■ **Exercise objective**
Only the number is needed: how many lines contain the word "octobre"?

■ **Provided records**
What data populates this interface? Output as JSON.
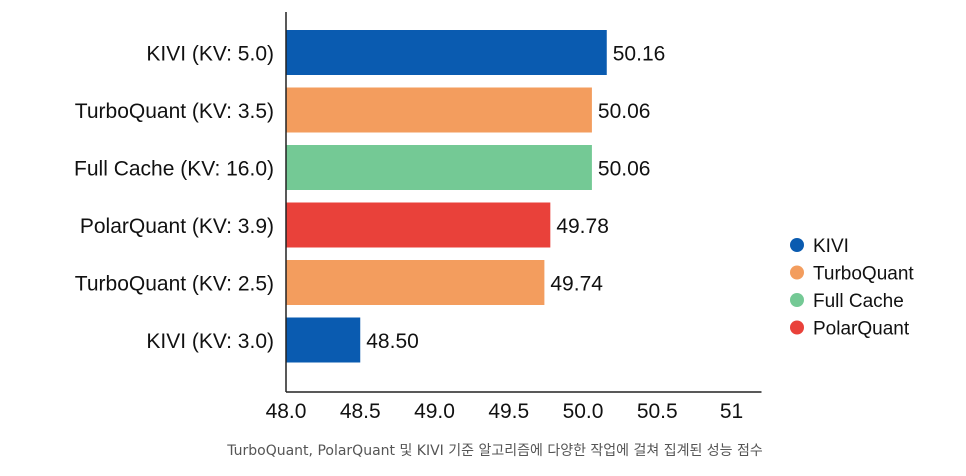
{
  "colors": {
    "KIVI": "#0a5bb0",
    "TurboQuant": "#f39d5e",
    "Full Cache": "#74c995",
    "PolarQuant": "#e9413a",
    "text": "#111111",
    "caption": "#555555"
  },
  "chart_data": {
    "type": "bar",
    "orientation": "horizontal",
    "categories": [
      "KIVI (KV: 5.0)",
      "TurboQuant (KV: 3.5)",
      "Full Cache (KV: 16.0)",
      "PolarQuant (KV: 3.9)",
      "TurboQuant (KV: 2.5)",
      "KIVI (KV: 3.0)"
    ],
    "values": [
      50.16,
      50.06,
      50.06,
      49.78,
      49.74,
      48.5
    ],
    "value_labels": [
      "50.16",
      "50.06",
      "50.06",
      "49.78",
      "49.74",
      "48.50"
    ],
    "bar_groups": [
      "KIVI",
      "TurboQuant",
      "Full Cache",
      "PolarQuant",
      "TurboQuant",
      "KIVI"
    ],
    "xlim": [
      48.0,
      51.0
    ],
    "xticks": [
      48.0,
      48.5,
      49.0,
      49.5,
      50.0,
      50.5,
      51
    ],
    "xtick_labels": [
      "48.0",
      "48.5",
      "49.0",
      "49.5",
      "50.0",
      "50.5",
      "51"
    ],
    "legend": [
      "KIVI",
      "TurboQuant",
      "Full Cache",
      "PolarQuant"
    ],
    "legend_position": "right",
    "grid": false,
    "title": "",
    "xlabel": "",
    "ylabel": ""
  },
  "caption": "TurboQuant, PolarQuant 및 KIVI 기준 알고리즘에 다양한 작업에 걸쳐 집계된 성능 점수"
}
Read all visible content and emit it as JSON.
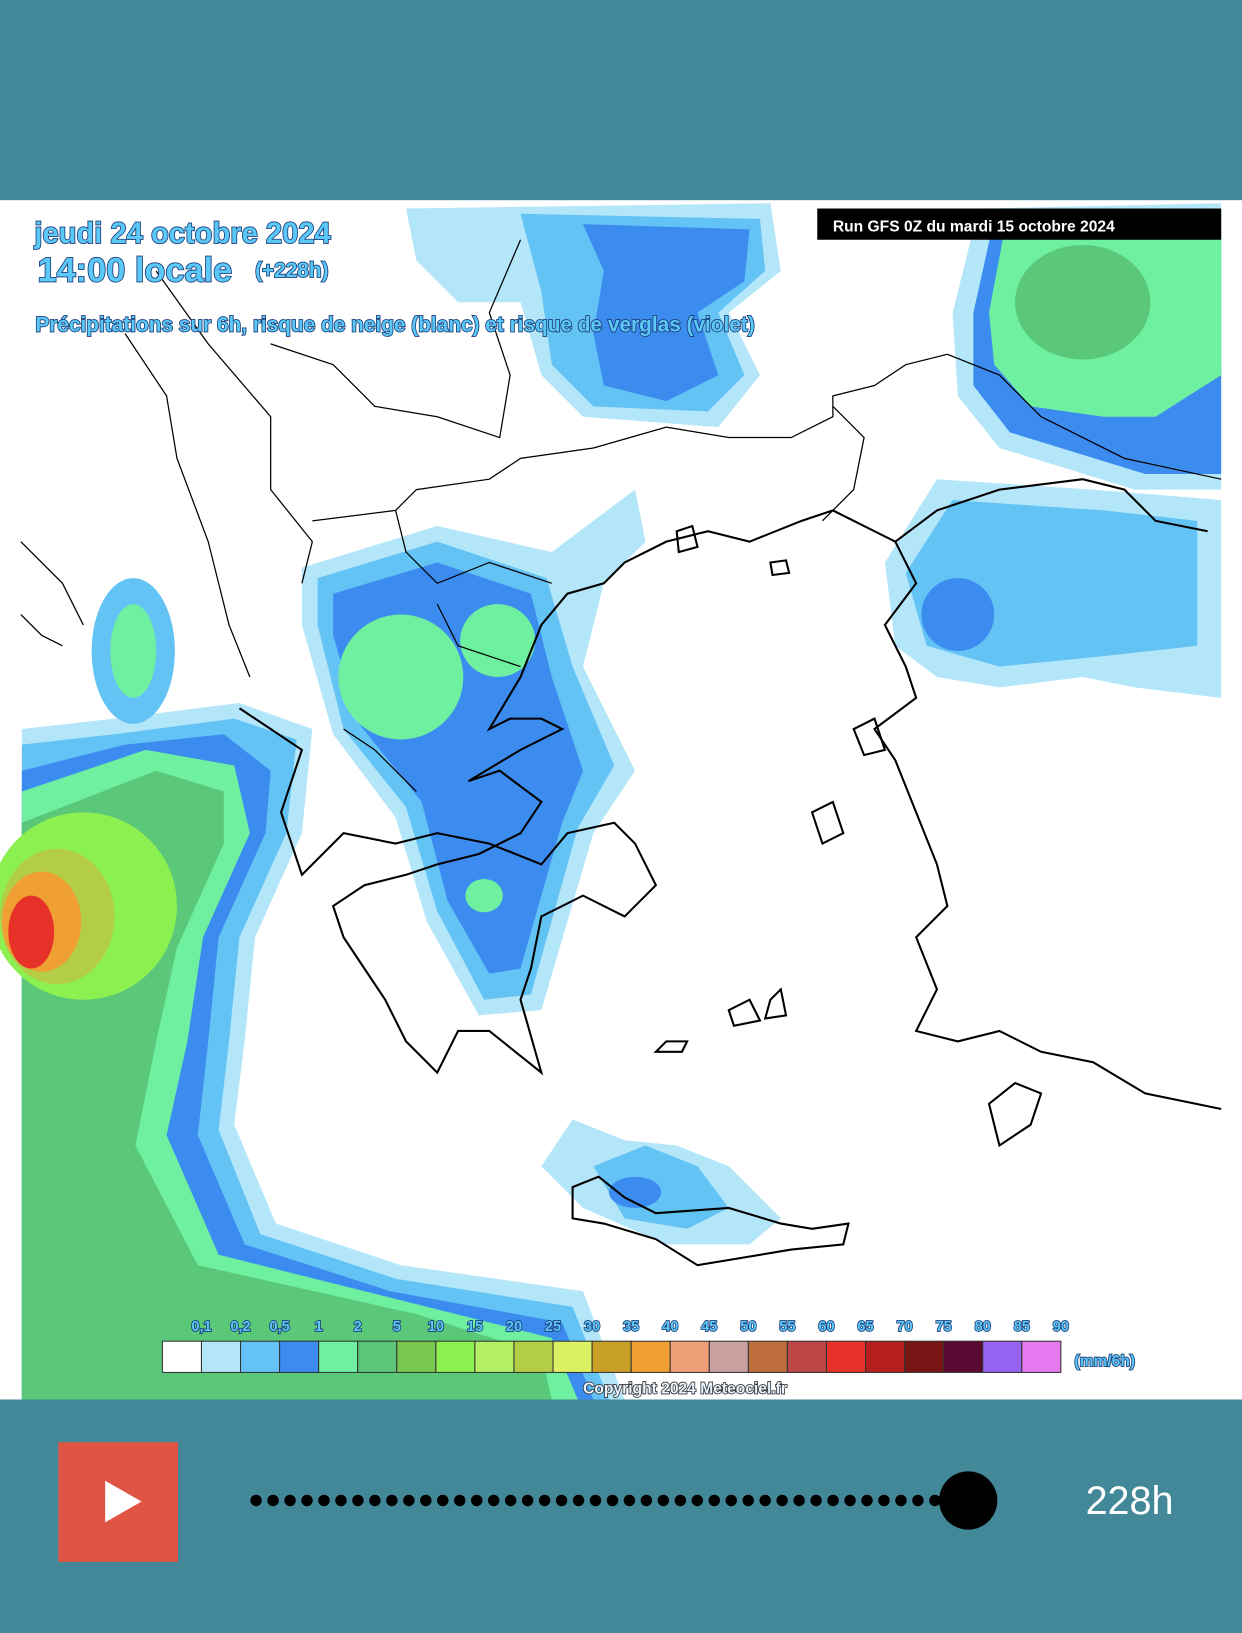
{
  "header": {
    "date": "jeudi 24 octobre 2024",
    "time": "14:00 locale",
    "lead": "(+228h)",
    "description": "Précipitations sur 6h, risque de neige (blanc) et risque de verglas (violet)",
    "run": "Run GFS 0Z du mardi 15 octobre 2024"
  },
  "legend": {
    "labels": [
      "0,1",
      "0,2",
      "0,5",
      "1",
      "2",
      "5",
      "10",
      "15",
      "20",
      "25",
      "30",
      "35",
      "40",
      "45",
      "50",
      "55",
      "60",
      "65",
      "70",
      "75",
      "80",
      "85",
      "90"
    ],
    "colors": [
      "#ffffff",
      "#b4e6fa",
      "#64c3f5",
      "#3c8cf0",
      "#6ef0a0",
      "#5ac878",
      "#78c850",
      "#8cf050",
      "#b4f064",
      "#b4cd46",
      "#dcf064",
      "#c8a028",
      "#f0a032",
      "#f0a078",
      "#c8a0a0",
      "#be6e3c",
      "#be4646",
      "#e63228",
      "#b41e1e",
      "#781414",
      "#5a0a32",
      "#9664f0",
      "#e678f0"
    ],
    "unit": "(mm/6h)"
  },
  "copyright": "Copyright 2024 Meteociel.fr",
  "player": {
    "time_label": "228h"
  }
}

■ **Exercise output**
2